SHORT TASK:
Extract all lines containing "ylabel".
--- BEGIN ---
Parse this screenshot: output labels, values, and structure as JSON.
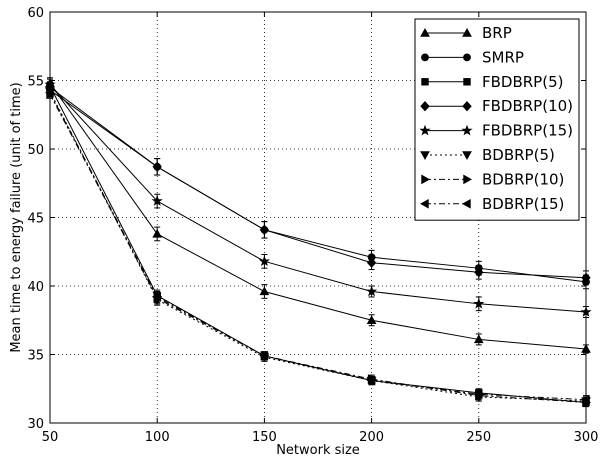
{
  "chart_data": {
    "type": "line",
    "title": "",
    "xlabel": "Network size",
    "ylabel": "Mean time to energy failure (unit of time)",
    "xlim": [
      50,
      300
    ],
    "ylim": [
      30,
      60
    ],
    "xticks": [
      50,
      100,
      150,
      200,
      250,
      300
    ],
    "yticks": [
      30,
      35,
      40,
      45,
      50,
      55,
      60
    ],
    "grid": true,
    "legend_position": "top-right",
    "x": [
      50,
      100,
      150,
      200,
      250,
      300
    ],
    "series": [
      {
        "name": "BRP",
        "marker": "triangle-up",
        "dash": "solid",
        "values": [
          54.8,
          43.8,
          39.6,
          37.5,
          36.1,
          35.4
        ],
        "err": [
          0.4,
          0.5,
          0.5,
          0.4,
          0.4,
          0.3
        ]
      },
      {
        "name": "SMRP",
        "marker": "circle",
        "dash": "solid",
        "values": [
          54.3,
          48.7,
          44.1,
          42.1,
          41.3,
          40.3
        ],
        "err": [
          0.4,
          0.6,
          0.6,
          0.5,
          0.5,
          0.5
        ]
      },
      {
        "name": "FBDBRP(5)",
        "marker": "square",
        "dash": "solid",
        "values": [
          54.6,
          39.3,
          34.9,
          33.1,
          32.2,
          31.5
        ],
        "err": [
          0.3,
          0.4,
          0.3,
          0.3,
          0.3,
          0.3
        ]
      },
      {
        "name": "FBDBRP(10)",
        "marker": "diamond",
        "dash": "solid",
        "values": [
          54.5,
          48.7,
          44.1,
          41.7,
          41.0,
          40.6
        ],
        "err": [
          0.4,
          0.6,
          0.6,
          0.5,
          0.5,
          0.5
        ]
      },
      {
        "name": "FBDBRP(15)",
        "marker": "star",
        "dash": "solid",
        "values": [
          54.7,
          46.2,
          41.8,
          39.6,
          38.7,
          38.1
        ],
        "err": [
          0.4,
          0.5,
          0.5,
          0.4,
          0.5,
          0.4
        ]
      },
      {
        "name": "BDBRP(5)",
        "marker": "triangle-down",
        "dash": "dotted",
        "values": [
          54.2,
          39.0,
          34.8,
          33.1,
          31.9,
          31.6
        ],
        "err": [
          0.3,
          0.4,
          0.3,
          0.3,
          0.3,
          0.3
        ]
      },
      {
        "name": "BDBRP(10)",
        "marker": "triangle-right",
        "dash": "dashdot",
        "values": [
          54.0,
          39.1,
          34.9,
          33.2,
          32.0,
          31.5
        ],
        "err": [
          0.3,
          0.4,
          0.3,
          0.3,
          0.3,
          0.3
        ]
      },
      {
        "name": "BDBRP(15)",
        "marker": "triangle-left",
        "dash": "dashdot",
        "values": [
          54.1,
          39.2,
          34.9,
          33.1,
          32.1,
          31.7
        ],
        "err": [
          0.3,
          0.4,
          0.3,
          0.3,
          0.3,
          0.3
        ]
      }
    ]
  }
}
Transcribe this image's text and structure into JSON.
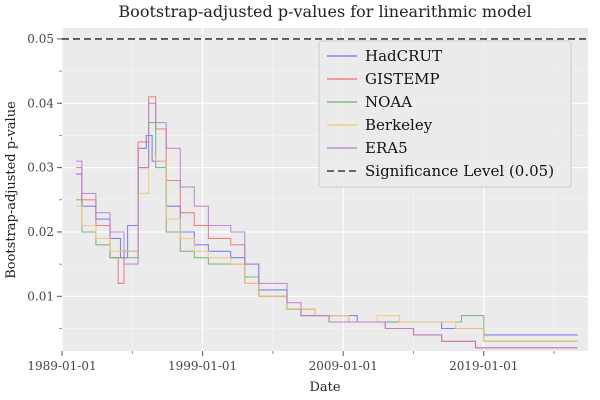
{
  "chart_data": {
    "type": "line",
    "title": "Bootstrap-adjusted p-values for linearithmic model",
    "xlabel": "Date",
    "ylabel": "Bootstrap-adjusted p-value",
    "x_ticks": [
      "1989-01-01",
      "1999-01-01",
      "2009-01-01",
      "2019-01-01"
    ],
    "y_ticks": [
      "0.01",
      "0.02",
      "0.03",
      "0.04",
      "0.05"
    ],
    "xlim": [
      "1989-01-01",
      "2026-06-01"
    ],
    "ylim": [
      0.0015,
      0.0517
    ],
    "grid": true,
    "legend_position": "top-right",
    "reference_line": {
      "label": "Significance Level (0.05)",
      "value": 0.05,
      "color": "#555555",
      "style": "dashed"
    },
    "series": [
      {
        "name": "HadCRUT",
        "color": "#6f6ff0",
        "points": [
          [
            "1990-01-01",
            0.029
          ],
          [
            "1990-06-01",
            0.024
          ],
          [
            "1991-06-01",
            0.022
          ],
          [
            "1992-06-01",
            0.019
          ],
          [
            "1993-03-01",
            0.016
          ],
          [
            "1993-09-01",
            0.021
          ],
          [
            "1994-06-01",
            0.033
          ],
          [
            "1995-01-01",
            0.035
          ],
          [
            "1995-06-01",
            0.031
          ],
          [
            "1996-06-01",
            0.024
          ],
          [
            "1997-06-01",
            0.02
          ],
          [
            "1998-06-01",
            0.018
          ],
          [
            "1999-06-01",
            0.017
          ],
          [
            "2001-01-01",
            0.016
          ],
          [
            "2002-01-01",
            0.015
          ],
          [
            "2003-01-01",
            0.011
          ],
          [
            "2005-01-01",
            0.008
          ],
          [
            "2006-01-01",
            0.007
          ],
          [
            "2008-01-01",
            0.007
          ],
          [
            "2010-01-01",
            0.006
          ],
          [
            "2012-01-01",
            0.006
          ],
          [
            "2014-01-01",
            0.006
          ],
          [
            "2016-01-01",
            0.005
          ],
          [
            "2019-01-01",
            0.004
          ],
          [
            "2022-01-01",
            0.004
          ],
          [
            "2025-09-01",
            0.004
          ]
        ]
      },
      {
        "name": "GISTEMP",
        "color": "#ee7070",
        "points": [
          [
            "1990-01-01",
            0.03
          ],
          [
            "1990-06-01",
            0.025
          ],
          [
            "1991-06-01",
            0.021
          ],
          [
            "1992-06-01",
            0.016
          ],
          [
            "1993-01-01",
            0.012
          ],
          [
            "1993-06-01",
            0.017
          ],
          [
            "1994-06-01",
            0.034
          ],
          [
            "1995-03-01",
            0.041
          ],
          [
            "1995-09-01",
            0.036
          ],
          [
            "1996-06-01",
            0.028
          ],
          [
            "1997-06-01",
            0.023
          ],
          [
            "1998-06-01",
            0.021
          ],
          [
            "1999-06-01",
            0.019
          ],
          [
            "2001-01-01",
            0.018
          ],
          [
            "2002-01-01",
            0.012
          ],
          [
            "2003-01-01",
            0.01
          ],
          [
            "2005-01-01",
            0.008
          ],
          [
            "2007-01-01",
            0.007
          ],
          [
            "2009-06-01",
            0.006
          ],
          [
            "2012-01-01",
            0.005
          ],
          [
            "2014-01-01",
            0.004
          ],
          [
            "2016-01-01",
            0.003
          ],
          [
            "2018-06-01",
            0.002
          ],
          [
            "2022-01-01",
            0.002
          ],
          [
            "2025-09-01",
            0.002
          ]
        ]
      },
      {
        "name": "NOAA",
        "color": "#6fb26f",
        "points": [
          [
            "1990-01-01",
            0.025
          ],
          [
            "1990-06-01",
            0.02
          ],
          [
            "1991-06-01",
            0.018
          ],
          [
            "1992-06-01",
            0.016
          ],
          [
            "1993-06-01",
            0.016
          ],
          [
            "1994-06-01",
            0.03
          ],
          [
            "1995-03-01",
            0.037
          ],
          [
            "1995-09-01",
            0.03
          ],
          [
            "1996-06-01",
            0.02
          ],
          [
            "1997-06-01",
            0.017
          ],
          [
            "1998-06-01",
            0.016
          ],
          [
            "1999-06-01",
            0.015
          ],
          [
            "2001-01-01",
            0.015
          ],
          [
            "2002-01-01",
            0.013
          ],
          [
            "2003-01-01",
            0.01
          ],
          [
            "2005-01-01",
            0.008
          ],
          [
            "2006-01-01",
            0.007
          ],
          [
            "2008-01-01",
            0.006
          ],
          [
            "2010-01-01",
            0.006
          ],
          [
            "2012-01-01",
            0.006
          ],
          [
            "2014-01-01",
            0.006
          ],
          [
            "2016-01-01",
            0.006
          ],
          [
            "2017-06-01",
            0.007
          ],
          [
            "2019-01-01",
            0.003
          ],
          [
            "2022-01-01",
            0.003
          ],
          [
            "2025-09-01",
            0.003
          ]
        ]
      },
      {
        "name": "Berkeley",
        "color": "#f5c67a",
        "points": [
          [
            "1990-01-01",
            0.024
          ],
          [
            "1990-06-01",
            0.021
          ],
          [
            "1991-06-01",
            0.019
          ],
          [
            "1992-06-01",
            0.017
          ],
          [
            "1993-06-01",
            0.017
          ],
          [
            "1994-06-01",
            0.026
          ],
          [
            "1995-03-01",
            0.032
          ],
          [
            "1995-09-01",
            0.031
          ],
          [
            "1996-06-01",
            0.022
          ],
          [
            "1997-06-01",
            0.019
          ],
          [
            "1998-06-01",
            0.017
          ],
          [
            "1999-06-01",
            0.016
          ],
          [
            "2001-01-01",
            0.015
          ],
          [
            "2002-01-01",
            0.012
          ],
          [
            "2003-01-01",
            0.01
          ],
          [
            "2005-01-01",
            0.008
          ],
          [
            "2007-01-01",
            0.007
          ],
          [
            "2009-06-01",
            0.006
          ],
          [
            "2011-06-01",
            0.007
          ],
          [
            "2013-01-01",
            0.006
          ],
          [
            "2015-01-01",
            0.006
          ],
          [
            "2017-01-01",
            0.005
          ],
          [
            "2019-01-01",
            0.003
          ],
          [
            "2022-01-01",
            0.003
          ],
          [
            "2025-09-01",
            0.003
          ]
        ]
      },
      {
        "name": "ERA5",
        "color": "#b87ed0",
        "points": [
          [
            "1990-01-01",
            0.031
          ],
          [
            "1990-06-01",
            0.026
          ],
          [
            "1991-06-01",
            0.023
          ],
          [
            "1992-06-01",
            0.02
          ],
          [
            "1993-06-01",
            0.015
          ],
          [
            "1994-06-01",
            0.03
          ],
          [
            "1995-03-01",
            0.04
          ],
          [
            "1995-09-01",
            0.037
          ],
          [
            "1996-06-01",
            0.033
          ],
          [
            "1997-06-01",
            0.027
          ],
          [
            "1998-06-01",
            0.024
          ],
          [
            "1999-06-01",
            0.021
          ],
          [
            "2001-01-01",
            0.02
          ],
          [
            "2002-01-01",
            0.015
          ],
          [
            "2003-01-01",
            0.012
          ],
          [
            "2005-01-01",
            0.009
          ],
          [
            "2006-01-01",
            0.007
          ],
          [
            "2008-01-01",
            0.006
          ],
          [
            "2010-01-01",
            0.006
          ],
          [
            "2012-01-01",
            0.005
          ],
          [
            "2014-01-01",
            0.004
          ],
          [
            "2016-01-01",
            0.003
          ],
          [
            "2018-06-01",
            0.002
          ],
          [
            "2022-01-01",
            0.002
          ],
          [
            "2025-09-01",
            0.002
          ]
        ]
      }
    ]
  }
}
--- END ---
ANSWER TO THE TASK:
    "ylabel": "Mean time to energy failure (unit of time)",
    "ylabel": "Bootstrap-adjusted p-value",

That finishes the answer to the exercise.